STATED TASK
All of the material below is to be returned exactly.

[Extracted data entries]
[Start]

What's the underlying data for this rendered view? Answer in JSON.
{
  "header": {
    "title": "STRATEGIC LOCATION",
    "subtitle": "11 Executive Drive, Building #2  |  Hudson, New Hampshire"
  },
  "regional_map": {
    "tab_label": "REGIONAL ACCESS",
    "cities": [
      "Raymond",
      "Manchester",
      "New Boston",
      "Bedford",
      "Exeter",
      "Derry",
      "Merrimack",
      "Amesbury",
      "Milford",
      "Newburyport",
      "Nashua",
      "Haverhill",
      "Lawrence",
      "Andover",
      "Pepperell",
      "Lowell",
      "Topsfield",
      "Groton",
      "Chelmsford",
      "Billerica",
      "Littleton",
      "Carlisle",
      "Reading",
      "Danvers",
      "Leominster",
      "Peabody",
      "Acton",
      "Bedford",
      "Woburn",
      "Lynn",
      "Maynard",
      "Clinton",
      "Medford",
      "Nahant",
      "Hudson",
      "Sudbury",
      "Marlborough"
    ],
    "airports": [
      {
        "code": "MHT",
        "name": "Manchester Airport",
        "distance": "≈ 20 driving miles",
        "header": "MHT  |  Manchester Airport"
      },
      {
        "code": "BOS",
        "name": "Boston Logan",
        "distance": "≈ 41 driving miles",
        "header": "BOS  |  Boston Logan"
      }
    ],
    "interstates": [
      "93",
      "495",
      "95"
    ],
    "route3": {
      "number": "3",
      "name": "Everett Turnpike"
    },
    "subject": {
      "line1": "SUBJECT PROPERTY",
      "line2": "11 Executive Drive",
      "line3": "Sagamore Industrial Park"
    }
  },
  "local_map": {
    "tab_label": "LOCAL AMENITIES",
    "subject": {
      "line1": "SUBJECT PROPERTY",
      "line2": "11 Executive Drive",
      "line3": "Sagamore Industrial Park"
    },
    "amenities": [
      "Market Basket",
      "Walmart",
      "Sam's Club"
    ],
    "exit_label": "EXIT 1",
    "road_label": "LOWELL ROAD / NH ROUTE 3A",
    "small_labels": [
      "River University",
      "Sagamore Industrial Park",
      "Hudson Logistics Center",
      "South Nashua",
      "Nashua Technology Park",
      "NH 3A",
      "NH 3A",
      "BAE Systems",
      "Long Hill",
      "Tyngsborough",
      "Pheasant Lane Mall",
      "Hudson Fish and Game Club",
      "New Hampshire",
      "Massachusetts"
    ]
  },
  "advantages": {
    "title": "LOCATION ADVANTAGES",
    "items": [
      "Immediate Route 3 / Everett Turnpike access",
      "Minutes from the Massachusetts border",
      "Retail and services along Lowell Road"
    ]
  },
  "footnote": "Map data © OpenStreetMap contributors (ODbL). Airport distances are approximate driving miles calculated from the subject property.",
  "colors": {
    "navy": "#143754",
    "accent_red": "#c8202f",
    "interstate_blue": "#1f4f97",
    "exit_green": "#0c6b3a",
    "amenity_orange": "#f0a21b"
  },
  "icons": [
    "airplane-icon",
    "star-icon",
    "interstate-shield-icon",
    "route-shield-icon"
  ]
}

[End]

RIGHT ANSWER
What's the underlying data for this rendered view? Answer in JSON.
{
  "header": {
    "title": "STRATEGIC LOCATION",
    "subtitle": "11 Executive Drive, Building #2  |  Hudson, New Hampshire"
  },
  "regional_map": {
    "tab_label": "REGIONAL ACCESS",
    "cities": [
      "Raymond",
      "Manchester",
      "New Boston",
      "Bedford",
      "Exeter",
      "Derry",
      "Merrimack",
      "Amesbury",
      "Milford",
      "Newburyport",
      "Nashua",
      "Haverhill",
      "Lawrence",
      "Andover",
      "Pepperell",
      "Lowell",
      "Topsfield",
      "Groton",
      "Chelmsford",
      "Billerica",
      "Littleton",
      "Carlisle",
      "Reading",
      "Danvers",
      "Leominster",
      "Peabody",
      "Acton",
      "Bedford",
      "Woburn",
      "Lynn",
      "Maynard",
      "Clinton",
      "Medford",
      "Nahant",
      "Hudson",
      "Sudbury",
      "Marlborough"
    ],
    "airports": [
      {
        "code": "MHT",
        "name": "Manchester Airport",
        "distance": "≈ 20 driving miles",
        "header": "MHT  |  Manchester Airport"
      },
      {
        "code": "BOS",
        "name": "Boston Logan",
        "distance": "≈ 41 driving miles",
        "header": "BOS  |  Boston Logan"
      }
    ],
    "interstates": [
      "93",
      "495",
      "95"
    ],
    "route3": {
      "number": "3",
      "name": "Everett Turnpike"
    },
    "subject": {
      "line1": "SUBJECT PROPERTY",
      "line2": "11 Executive Drive",
      "line3": "Sagamore Industrial Park"
    }
  },
  "local_map": {
    "tab_label": "LOCAL AMENITIES",
    "subject": {
      "line1": "SUBJECT PROPERTY",
      "line2": "11 Executive Drive",
      "line3": "Sagamore Industrial Park"
    },
    "amenities": [
      "Market Basket",
      "Walmart",
      "Sam's Club"
    ],
    "exit_label": "EXIT 1",
    "road_label": "LOWELL ROAD / NH ROUTE 3A",
    "small_labels": [
      "River University",
      "Sagamore Industrial Park",
      "Hudson Logistics Center",
      "South Nashua",
      "Nashua Technology Park",
      "NH 3A",
      "NH 3A",
      "BAE Systems",
      "Long Hill",
      "Tyngsborough",
      "Pheasant Lane Mall",
      "Hudson Fish and Game Club",
      "New Hampshire",
      "Massachusetts"
    ]
  },
  "advantages": {
    "title": "LOCATION ADVANTAGES",
    "items": [
      "Immediate Route 3 / Everett Turnpike access",
      "Minutes from the Massachusetts border",
      "Retail and services along Lowell Road"
    ]
  },
  "footnote": "Map data © OpenStreetMap contributors (ODbL). Airport distances are approximate driving miles calculated from the subject property.",
  "colors": {
    "navy": "#143754",
    "accent_red": "#c8202f",
    "interstate_blue": "#1f4f97",
    "exit_green": "#0c6b3a",
    "amenity_orange": "#f0a21b"
  },
  "icons": [
    "airplane-icon",
    "star-icon",
    "interstate-shield-icon",
    "route-shield-icon"
  ]
}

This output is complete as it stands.